## BEGIN

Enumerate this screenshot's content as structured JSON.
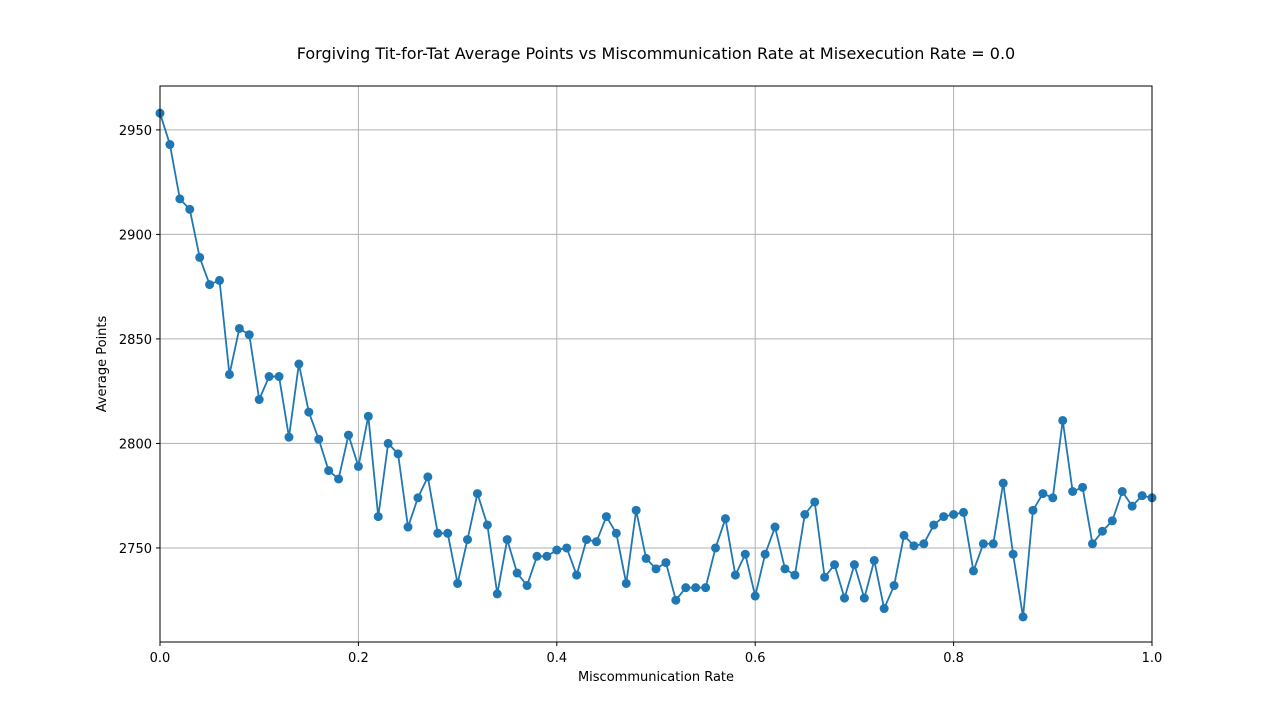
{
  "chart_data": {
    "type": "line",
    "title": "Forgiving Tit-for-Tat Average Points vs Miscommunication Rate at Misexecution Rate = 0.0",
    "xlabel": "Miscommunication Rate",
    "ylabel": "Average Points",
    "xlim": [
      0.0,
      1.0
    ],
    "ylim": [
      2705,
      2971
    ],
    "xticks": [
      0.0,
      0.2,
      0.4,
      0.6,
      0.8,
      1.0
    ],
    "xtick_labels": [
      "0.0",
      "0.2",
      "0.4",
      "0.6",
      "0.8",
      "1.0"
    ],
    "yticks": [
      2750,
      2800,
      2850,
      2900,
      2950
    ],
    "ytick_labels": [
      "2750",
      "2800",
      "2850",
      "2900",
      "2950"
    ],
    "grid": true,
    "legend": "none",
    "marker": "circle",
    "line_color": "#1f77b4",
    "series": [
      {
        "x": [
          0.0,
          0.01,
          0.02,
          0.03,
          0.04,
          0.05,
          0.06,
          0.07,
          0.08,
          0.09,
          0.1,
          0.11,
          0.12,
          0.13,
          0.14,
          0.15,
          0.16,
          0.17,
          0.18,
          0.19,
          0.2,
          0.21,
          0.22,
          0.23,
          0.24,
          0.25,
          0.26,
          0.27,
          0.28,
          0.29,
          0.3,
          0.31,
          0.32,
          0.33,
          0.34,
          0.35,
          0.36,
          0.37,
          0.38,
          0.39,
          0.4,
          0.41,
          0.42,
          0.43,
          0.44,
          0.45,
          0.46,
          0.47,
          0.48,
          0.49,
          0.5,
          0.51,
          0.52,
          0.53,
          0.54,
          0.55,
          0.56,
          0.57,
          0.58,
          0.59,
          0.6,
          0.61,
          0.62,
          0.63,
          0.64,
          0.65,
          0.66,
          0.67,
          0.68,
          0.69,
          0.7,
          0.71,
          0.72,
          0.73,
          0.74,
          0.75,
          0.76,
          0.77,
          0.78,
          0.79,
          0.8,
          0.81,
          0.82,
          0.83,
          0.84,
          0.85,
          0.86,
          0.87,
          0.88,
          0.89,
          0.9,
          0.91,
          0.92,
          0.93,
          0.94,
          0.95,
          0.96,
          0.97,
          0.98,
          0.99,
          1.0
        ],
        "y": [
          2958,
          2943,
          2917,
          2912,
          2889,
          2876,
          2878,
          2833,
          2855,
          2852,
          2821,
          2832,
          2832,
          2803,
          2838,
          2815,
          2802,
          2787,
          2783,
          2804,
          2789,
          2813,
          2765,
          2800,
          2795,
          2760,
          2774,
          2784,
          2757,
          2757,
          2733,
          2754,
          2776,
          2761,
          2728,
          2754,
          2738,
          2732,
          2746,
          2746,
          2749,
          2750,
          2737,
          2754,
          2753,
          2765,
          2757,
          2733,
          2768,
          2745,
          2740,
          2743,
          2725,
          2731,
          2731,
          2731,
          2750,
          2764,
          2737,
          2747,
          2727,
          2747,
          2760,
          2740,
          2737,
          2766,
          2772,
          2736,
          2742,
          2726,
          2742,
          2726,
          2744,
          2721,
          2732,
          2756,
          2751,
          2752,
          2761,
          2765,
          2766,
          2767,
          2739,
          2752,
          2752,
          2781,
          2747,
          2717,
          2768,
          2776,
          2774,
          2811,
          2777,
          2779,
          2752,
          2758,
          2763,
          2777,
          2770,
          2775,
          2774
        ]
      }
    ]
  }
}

## END

Task brief | From the material above, copy each line that includes the word "Average".

Expected answer |
    "title": "Forgiving Tit-for-Tat Average Points vs Miscommunication Rate at Misexecution Rate = 0.0",
    "ylabel": "Average Points",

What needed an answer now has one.